Records excerpted from a collection:
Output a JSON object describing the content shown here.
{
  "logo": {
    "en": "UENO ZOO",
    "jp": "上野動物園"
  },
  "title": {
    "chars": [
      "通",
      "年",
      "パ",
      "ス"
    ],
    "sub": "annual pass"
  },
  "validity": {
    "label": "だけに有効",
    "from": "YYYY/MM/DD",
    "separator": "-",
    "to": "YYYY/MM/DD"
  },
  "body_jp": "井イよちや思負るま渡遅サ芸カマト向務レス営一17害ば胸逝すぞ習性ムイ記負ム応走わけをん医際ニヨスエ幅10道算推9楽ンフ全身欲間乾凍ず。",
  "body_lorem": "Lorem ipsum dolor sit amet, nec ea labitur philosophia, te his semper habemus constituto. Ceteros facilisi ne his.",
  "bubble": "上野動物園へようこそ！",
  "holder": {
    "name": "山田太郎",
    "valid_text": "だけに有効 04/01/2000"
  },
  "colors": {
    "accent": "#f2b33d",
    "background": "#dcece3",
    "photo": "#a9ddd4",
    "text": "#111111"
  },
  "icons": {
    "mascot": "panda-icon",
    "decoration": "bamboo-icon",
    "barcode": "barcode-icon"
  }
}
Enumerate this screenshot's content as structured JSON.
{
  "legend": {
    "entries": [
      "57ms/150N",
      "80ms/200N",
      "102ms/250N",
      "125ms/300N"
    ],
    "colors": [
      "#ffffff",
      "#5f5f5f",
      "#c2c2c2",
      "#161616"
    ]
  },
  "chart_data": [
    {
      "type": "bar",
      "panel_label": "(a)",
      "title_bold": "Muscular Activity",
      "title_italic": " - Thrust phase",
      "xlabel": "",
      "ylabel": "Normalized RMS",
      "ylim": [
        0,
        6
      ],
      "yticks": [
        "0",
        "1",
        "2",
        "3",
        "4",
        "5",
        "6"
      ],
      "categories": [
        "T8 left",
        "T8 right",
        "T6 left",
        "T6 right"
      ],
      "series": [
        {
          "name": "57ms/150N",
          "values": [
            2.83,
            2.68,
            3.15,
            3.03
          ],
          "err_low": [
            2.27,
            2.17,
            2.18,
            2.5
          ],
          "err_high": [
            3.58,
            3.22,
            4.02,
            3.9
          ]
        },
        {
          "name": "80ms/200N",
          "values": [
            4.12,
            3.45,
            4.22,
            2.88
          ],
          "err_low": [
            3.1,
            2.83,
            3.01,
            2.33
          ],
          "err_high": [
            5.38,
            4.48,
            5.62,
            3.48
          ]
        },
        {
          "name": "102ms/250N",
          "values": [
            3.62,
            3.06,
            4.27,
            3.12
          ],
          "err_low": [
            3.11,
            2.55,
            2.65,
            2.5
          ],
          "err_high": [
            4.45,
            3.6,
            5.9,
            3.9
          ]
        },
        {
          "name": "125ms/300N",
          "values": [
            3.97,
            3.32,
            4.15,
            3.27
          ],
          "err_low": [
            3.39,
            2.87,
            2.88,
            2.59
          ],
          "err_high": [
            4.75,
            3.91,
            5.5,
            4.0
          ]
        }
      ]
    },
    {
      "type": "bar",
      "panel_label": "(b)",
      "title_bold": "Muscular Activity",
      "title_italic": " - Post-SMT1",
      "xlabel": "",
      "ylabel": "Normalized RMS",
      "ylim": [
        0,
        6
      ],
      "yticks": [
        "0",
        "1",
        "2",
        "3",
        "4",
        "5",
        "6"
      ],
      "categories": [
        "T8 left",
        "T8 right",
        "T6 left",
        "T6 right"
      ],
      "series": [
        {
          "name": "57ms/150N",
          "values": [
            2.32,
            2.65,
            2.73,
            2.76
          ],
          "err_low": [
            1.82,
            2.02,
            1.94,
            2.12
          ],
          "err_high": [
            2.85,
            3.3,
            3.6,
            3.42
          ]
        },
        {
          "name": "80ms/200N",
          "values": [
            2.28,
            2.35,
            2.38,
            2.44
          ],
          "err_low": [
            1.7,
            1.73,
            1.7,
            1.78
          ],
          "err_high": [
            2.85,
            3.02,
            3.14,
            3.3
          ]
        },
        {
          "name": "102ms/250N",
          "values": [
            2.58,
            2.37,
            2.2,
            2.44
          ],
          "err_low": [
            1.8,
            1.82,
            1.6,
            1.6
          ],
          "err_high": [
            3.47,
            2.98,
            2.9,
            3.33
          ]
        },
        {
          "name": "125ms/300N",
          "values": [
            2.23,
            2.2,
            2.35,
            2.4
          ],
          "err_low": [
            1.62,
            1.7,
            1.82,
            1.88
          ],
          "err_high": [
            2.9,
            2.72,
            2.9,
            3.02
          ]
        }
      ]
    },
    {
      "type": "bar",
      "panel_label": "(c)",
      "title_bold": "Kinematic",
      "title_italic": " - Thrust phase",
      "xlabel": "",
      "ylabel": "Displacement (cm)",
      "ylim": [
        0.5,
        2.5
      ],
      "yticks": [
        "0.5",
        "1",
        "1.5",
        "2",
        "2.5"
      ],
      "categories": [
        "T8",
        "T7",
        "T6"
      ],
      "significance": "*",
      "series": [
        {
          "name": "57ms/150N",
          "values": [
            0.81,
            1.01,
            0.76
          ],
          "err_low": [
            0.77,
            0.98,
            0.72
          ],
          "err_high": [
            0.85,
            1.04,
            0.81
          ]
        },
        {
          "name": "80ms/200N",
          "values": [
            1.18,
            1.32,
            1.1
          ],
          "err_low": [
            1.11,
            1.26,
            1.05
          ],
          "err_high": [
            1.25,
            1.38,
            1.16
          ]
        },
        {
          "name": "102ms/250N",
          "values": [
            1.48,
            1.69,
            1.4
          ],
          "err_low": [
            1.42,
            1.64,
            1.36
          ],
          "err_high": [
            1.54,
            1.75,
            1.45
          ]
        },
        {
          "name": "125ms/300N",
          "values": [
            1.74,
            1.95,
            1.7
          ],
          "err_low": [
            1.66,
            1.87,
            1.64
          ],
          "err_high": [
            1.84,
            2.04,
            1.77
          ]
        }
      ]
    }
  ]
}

● **Written instruction**
Transcribe every entry exactly.

● **Reply to the task**
Output a JSON object describing the content shown here.
{
  "logo": {
    "en": "UENO ZOO",
    "jp": "上野動物園"
  },
  "title": {
    "chars": [
      "通",
      "年",
      "パ",
      "ス"
    ],
    "sub": "annual pass"
  },
  "validity": {
    "label": "だけに有効",
    "from": "YYYY/MM/DD",
    "separator": "-",
    "to": "YYYY/MM/DD"
  },
  "body_jp": "井イよちや思負るま渡遅サ芸カマト向務レス営一17害ば胸逝すぞ習性ムイ記負ム応走わけをん医際ニヨスエ幅10道算推9楽ンフ全身欲間乾凍ず。",
  "body_lorem": "Lorem ipsum dolor sit amet, nec ea labitur philosophia, te his semper habemus constituto. Ceteros facilisi ne his.",
  "bubble": "上野動物園へようこそ！",
  "holder": {
    "name": "山田太郎",
    "valid_text": "だけに有効 04/01/2000"
  },
  "colors": {
    "accent": "#f2b33d",
    "background": "#dcece3",
    "photo": "#a9ddd4",
    "text": "#111111"
  },
  "icons": {
    "mascot": "panda-icon",
    "decoration": "bamboo-icon",
    "barcode": "barcode-icon"
  }
}
Enumerate this screenshot's content as structured JSON.
{
  "legend": {
    "entries": [
      "57ms/150N",
      "80ms/200N",
      "102ms/250N",
      "125ms/300N"
    ],
    "colors": [
      "#ffffff",
      "#5f5f5f",
      "#c2c2c2",
      "#161616"
    ]
  },
  "chart_data": [
    {
      "type": "bar",
      "panel_label": "(a)",
      "title_bold": "Muscular Activity",
      "title_italic": " - Thrust phase",
      "xlabel": "",
      "ylabel": "Normalized RMS",
      "ylim": [
        0,
        6
      ],
      "yticks": [
        "0",
        "1",
        "2",
        "3",
        "4",
        "5",
        "6"
      ],
      "categories": [
        "T8 left",
        "T8 right",
        "T6 left",
        "T6 right"
      ],
      "series": [
        {
          "name": "57ms/150N",
          "values": [
            2.83,
            2.68,
            3.15,
            3.03
          ],
          "err_low": [
            2.27,
            2.17,
            2.18,
            2.5
          ],
          "err_high": [
            3.58,
            3.22,
            4.02,
            3.9
          ]
        },
        {
          "name": "80ms/200N",
          "values": [
            4.12,
            3.45,
            4.22,
            2.88
          ],
          "err_low": [
            3.1,
            2.83,
            3.01,
            2.33
          ],
          "err_high": [
            5.38,
            4.48,
            5.62,
            3.48
          ]
        },
        {
          "name": "102ms/250N",
          "values": [
            3.62,
            3.06,
            4.27,
            3.12
          ],
          "err_low": [
            3.11,
            2.55,
            2.65,
            2.5
          ],
          "err_high": [
            4.45,
            3.6,
            5.9,
            3.9
          ]
        },
        {
          "name": "125ms/300N",
          "values": [
            3.97,
            3.32,
            4.15,
            3.27
          ],
          "err_low": [
            3.39,
            2.87,
            2.88,
            2.59
          ],
          "err_high": [
            4.75,
            3.91,
            5.5,
            4.0
          ]
        }
      ]
    },
    {
      "type": "bar",
      "panel_label": "(b)",
      "title_bold": "Muscular Activity",
      "title_italic": " - Post-SMT1",
      "xlabel": "",
      "ylabel": "Normalized RMS",
      "ylim": [
        0,
        6
      ],
      "yticks": [
        "0",
        "1",
        "2",
        "3",
        "4",
        "5",
        "6"
      ],
      "categories": [
        "T8 left",
        "T8 right",
        "T6 left",
        "T6 right"
      ],
      "series": [
        {
          "name": "57ms/150N",
          "values": [
            2.32,
            2.65,
            2.73,
            2.76
          ],
          "err_low": [
            1.82,
            2.02,
            1.94,
            2.12
          ],
          "err_high": [
            2.85,
            3.3,
            3.6,
            3.42
          ]
        },
        {
          "name": "80ms/200N",
          "values": [
            2.28,
            2.35,
            2.38,
            2.44
          ],
          "err_low": [
            1.7,
            1.73,
            1.7,
            1.78
          ],
          "err_high": [
            2.85,
            3.02,
            3.14,
            3.3
          ]
        },
        {
          "name": "102ms/250N",
          "values": [
            2.58,
            2.37,
            2.2,
            2.44
          ],
          "err_low": [
            1.8,
            1.82,
            1.6,
            1.6
          ],
          "err_high": [
            3.47,
            2.98,
            2.9,
            3.33
          ]
        },
        {
          "name": "125ms/300N",
          "values": [
            2.23,
            2.2,
            2.35,
            2.4
          ],
          "err_low": [
            1.62,
            1.7,
            1.82,
            1.88
          ],
          "err_high": [
            2.9,
            2.72,
            2.9,
            3.02
          ]
        }
      ]
    },
    {
      "type": "bar",
      "panel_label": "(c)",
      "title_bold": "Kinematic",
      "title_italic": " - Thrust phase",
      "xlabel": "",
      "ylabel": "Displacement (cm)",
      "ylim": [
        0.5,
        2.5
      ],
      "yticks": [
        "0.5",
        "1",
        "1.5",
        "2",
        "2.5"
      ],
      "categories": [
        "T8",
        "T7",
        "T6"
      ],
      "significance": "*",
      "series": [
        {
          "name": "57ms/150N",
          "values": [
            0.81,
            1.01,
            0.76
          ],
          "err_low": [
            0.77,
            0.98,
            0.72
          ],
          "err_high": [
            0.85,
            1.04,
            0.81
          ]
        },
        {
          "name": "80ms/200N",
          "values": [
            1.18,
            1.32,
            1.1
          ],
          "err_low": [
            1.11,
            1.26,
            1.05
          ],
          "err_high": [
            1.25,
            1.38,
            1.16
          ]
        },
        {
          "name": "102ms/250N",
          "values": [
            1.48,
            1.69,
            1.4
          ],
          "err_low": [
            1.42,
            1.64,
            1.36
          ],
          "err_high": [
            1.54,
            1.75,
            1.45
          ]
        },
        {
          "name": "125ms/300N",
          "values": [
            1.74,
            1.95,
            1.7
          ],
          "err_low": [
            1.66,
            1.87,
            1.64
          ],
          "err_high": [
            1.84,
            2.04,
            1.77
          ]
        }
      ]
    }
  ]
}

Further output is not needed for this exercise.